▶ _AUSGANGSTEXT_
Im Werk von William Faulkner nimmt «Die Freistatt» eine Sonderrolle ein, gedacht als Garant für hohe Auflagen durch Sex and Crime, darf man vermuten, denn 1931, als der Roman erschien, wurde allein schon seine Thematik als anrüchig betrachtet im prüden Amerika. Mit feiner Ironie schildert der spätere Nobelpreisträger im Pulp-Fiction-Stil eine wilde Geschichte, in der die damals in den USA verhängte Prohibition Auslöser ist für Schwarzbrennerei und für das daraus entstehende kriminelle Umfeld. Wie üblich bei Faulkner ist sein Roman in den Südstaaten angesiedelt, im Bundesstaat Mississippi, genauer im Yoknapatawpha County, einem von seinen anderen Romanen her wohlbekannten, fiktionalen Verwaltungsbezirk. Mit Gewaltexzessen wie Mord, Vergewaltigung, Lynchmob und mit Unmoral in Form von Nymphomanie, Voyeurismus und Prostitution enthält der Roman typische Zutaten von Schundliteratur, er wurde bei seinem Erscheinen denn auch dementsprechend behandelt. Mit Recht?

Keineswegs, merkt man als Leser schon nach wenigen Zeilen, denn Faulkners Sprache ist anspruchsvoll und hochkomplex, alles andere als leicht zu lesen also, womit der Pulp-Fiction-Verdacht von vornherein ausgeräumt ist. André Malraux spricht bei diesem Roman vom «Einbruch der griechischen Tragödie in den Kriminalroman». Seine Figuren erinnern in ihrer Schicksalhaftigkeit in der Tat an die großen Dramen der Antike, ihre Determiniertheit ist bedingt durch ein unabänderlich scheinendes, schreckliches Geschehen, das kaum aufzuhalten ist. Erzählt wird auktorial in einem chronologischen Handlungsfluss, der durch viele Rückblenden angereichert ist, deren Zuordnung sich allerdings häufig als recht schwierig erweist, dem Leser also die volle Konzentration abverlangt. Die Dialoge werden oft in unvollständigen, wie abgehackt wirkenden Sätzen geführt und enden dann typischerweise mit — , womit recht treffend die Alltagssprache abgebildet wird in ihrer unkorrekten Syntax. Häufig bleibt unklar, wer da eigentlich spricht, die Dialoge sind durch lapidar verwendete Personalpronomina oder vage Bezeichnungen wie «die Frau» nur mühsam nachvollziehbar.

▶ _GEGEBENE EINTRÄGE_
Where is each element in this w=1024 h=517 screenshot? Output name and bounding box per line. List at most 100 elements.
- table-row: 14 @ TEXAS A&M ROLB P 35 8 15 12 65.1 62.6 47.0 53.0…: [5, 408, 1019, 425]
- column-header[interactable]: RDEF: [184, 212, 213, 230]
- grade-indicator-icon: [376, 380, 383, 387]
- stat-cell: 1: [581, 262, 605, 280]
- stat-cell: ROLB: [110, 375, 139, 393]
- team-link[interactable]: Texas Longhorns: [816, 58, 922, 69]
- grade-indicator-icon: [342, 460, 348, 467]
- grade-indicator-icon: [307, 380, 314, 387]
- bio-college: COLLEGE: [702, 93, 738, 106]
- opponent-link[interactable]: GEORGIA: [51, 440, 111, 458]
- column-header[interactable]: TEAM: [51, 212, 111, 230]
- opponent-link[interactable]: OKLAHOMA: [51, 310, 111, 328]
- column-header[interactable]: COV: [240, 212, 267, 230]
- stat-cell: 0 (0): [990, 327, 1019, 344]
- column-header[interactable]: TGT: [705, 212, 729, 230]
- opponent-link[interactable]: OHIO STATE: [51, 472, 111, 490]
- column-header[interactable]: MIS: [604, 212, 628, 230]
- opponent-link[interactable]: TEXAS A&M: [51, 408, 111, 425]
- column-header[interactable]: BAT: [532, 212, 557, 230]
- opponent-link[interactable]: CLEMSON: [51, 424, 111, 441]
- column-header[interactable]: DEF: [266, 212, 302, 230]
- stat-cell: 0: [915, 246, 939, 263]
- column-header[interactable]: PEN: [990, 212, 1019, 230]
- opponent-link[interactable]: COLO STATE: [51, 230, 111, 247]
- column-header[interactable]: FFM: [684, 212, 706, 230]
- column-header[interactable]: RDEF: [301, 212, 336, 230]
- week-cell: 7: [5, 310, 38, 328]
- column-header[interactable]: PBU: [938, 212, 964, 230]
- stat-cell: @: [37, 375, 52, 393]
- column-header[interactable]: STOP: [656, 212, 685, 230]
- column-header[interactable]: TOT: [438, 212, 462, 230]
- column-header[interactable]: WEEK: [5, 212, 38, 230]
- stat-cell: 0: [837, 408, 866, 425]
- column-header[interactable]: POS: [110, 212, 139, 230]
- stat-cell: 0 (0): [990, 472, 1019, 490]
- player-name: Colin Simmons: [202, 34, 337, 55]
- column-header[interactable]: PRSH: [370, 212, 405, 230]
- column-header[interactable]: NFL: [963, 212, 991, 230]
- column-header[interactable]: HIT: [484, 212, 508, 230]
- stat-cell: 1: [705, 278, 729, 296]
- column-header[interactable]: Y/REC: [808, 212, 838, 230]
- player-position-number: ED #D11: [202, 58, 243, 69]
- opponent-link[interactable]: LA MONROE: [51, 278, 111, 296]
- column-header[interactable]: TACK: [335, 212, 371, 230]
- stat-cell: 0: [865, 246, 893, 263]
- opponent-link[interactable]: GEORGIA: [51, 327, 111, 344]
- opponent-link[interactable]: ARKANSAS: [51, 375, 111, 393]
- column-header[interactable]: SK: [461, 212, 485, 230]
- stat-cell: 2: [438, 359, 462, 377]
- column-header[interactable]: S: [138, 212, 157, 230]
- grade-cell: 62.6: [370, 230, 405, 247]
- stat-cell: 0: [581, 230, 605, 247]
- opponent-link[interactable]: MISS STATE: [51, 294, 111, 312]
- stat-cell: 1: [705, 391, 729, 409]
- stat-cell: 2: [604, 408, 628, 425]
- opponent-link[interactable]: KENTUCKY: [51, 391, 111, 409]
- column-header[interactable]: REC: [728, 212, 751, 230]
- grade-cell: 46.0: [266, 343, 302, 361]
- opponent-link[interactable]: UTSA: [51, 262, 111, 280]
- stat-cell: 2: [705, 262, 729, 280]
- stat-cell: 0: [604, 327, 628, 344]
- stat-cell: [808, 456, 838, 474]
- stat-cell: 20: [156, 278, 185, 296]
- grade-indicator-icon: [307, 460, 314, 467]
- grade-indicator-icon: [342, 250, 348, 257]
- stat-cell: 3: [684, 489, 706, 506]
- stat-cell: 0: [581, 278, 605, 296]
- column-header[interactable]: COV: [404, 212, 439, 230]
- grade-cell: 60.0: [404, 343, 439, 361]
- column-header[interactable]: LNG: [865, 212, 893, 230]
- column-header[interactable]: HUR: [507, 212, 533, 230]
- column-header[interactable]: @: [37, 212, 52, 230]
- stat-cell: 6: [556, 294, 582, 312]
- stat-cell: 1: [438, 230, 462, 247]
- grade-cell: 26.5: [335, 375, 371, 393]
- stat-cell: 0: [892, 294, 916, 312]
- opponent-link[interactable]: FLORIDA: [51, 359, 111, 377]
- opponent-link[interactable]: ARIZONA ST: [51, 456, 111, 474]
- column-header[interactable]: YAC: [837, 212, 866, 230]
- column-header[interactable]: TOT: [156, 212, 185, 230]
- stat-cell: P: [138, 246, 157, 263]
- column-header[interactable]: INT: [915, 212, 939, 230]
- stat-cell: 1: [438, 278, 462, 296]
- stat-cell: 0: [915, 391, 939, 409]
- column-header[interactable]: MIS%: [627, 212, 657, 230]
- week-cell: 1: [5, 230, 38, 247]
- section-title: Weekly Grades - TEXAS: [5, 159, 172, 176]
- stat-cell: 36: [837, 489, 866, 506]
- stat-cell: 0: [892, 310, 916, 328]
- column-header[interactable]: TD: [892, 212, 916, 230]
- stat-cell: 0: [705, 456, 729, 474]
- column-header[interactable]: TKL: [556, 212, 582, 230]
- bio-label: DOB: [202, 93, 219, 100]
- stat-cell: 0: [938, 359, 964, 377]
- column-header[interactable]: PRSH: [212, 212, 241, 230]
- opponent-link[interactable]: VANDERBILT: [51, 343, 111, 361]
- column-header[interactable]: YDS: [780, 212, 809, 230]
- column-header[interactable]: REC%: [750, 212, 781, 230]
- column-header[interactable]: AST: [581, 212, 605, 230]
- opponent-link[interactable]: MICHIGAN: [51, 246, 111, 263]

▶ _AUFGABENSTELLUNG 1_
Mit welchen Worten beschreibt André Malraux laut dem Ausgangstext über Faulkners Roman «Die Freistatt» dieses Werk?
▶ _AUFGABENSTELLUNG 2_
Schreibe den Ausgangstext über Faulkners Roman «Die Freistatt» im Anschluss an seinen letzten Satz weiter.

▶ _LÖSUNG 1_
Als «Einbruch der griechischen Tragödie in den Kriminalroman».

▶ _LÖSUNG 2_
Ausgangspunkt der komplizierten, hier nur stichwortartig wiedergegebenen Handlung ist eine einsam gelegene Schwarzbrennerei. Ein junges Pärchen strandet dort wegen einer Autopanne und befindet sich nun in Gesellschaft finsterer Gestalten, die den jungen Mann mit Alkohol bewusstlos machen und begehrlich nach dem Mädchen schielen. Einer der Männer, der sie beschützen will, wird erschossen, sie wird mit einem Maiskolben defloriert, missbraucht und in ein Bordell nach Memphis verschleppt. Der des Mordes angeklagte Betreiber der Schwarzbrennerei wird wegen einer bewussten Falschaussage des inzwischen zum verwöhnten Gangsterliebchen verwandelten Mädchens schuldig gesprochen und von einem Lynchmob verbrannt, der wahre Täter, Entführer und impotente «Besitzer» des Mädchens wird, ohne sich verteidigt zu haben, wegen eines anderen Mordes gehängt, den er nicht begangen haben kann.

Faulkner deutet alles Brutale oder Anstößige nur verschämt an in seiner pathetischen Geschichte, er verlässt sich dabei voll auf die Phantasie seiner Leser. Der komplexe Plot handelt im Wesentlichen von menschlicher Schuldhaftigkeit, lässt aber auch ganz versteckt das Gute hervorschimmern aus seinen Figuren. Nicht leicht zu lesen das Alles, man erlebt ein an antike Vorbilder erinnerndes Südstaatendrama des frühen Zwanzigsten Jahrhunderts, dessen Feinheiten sich einem nur durch detektivische Mitwirkung erschließen. Das sperrige Prosawerk dürfte also nicht jedermanns Sache sein, für mich selbst war es weder eine bereichernde noch gar eine erfreuliche Lektüre.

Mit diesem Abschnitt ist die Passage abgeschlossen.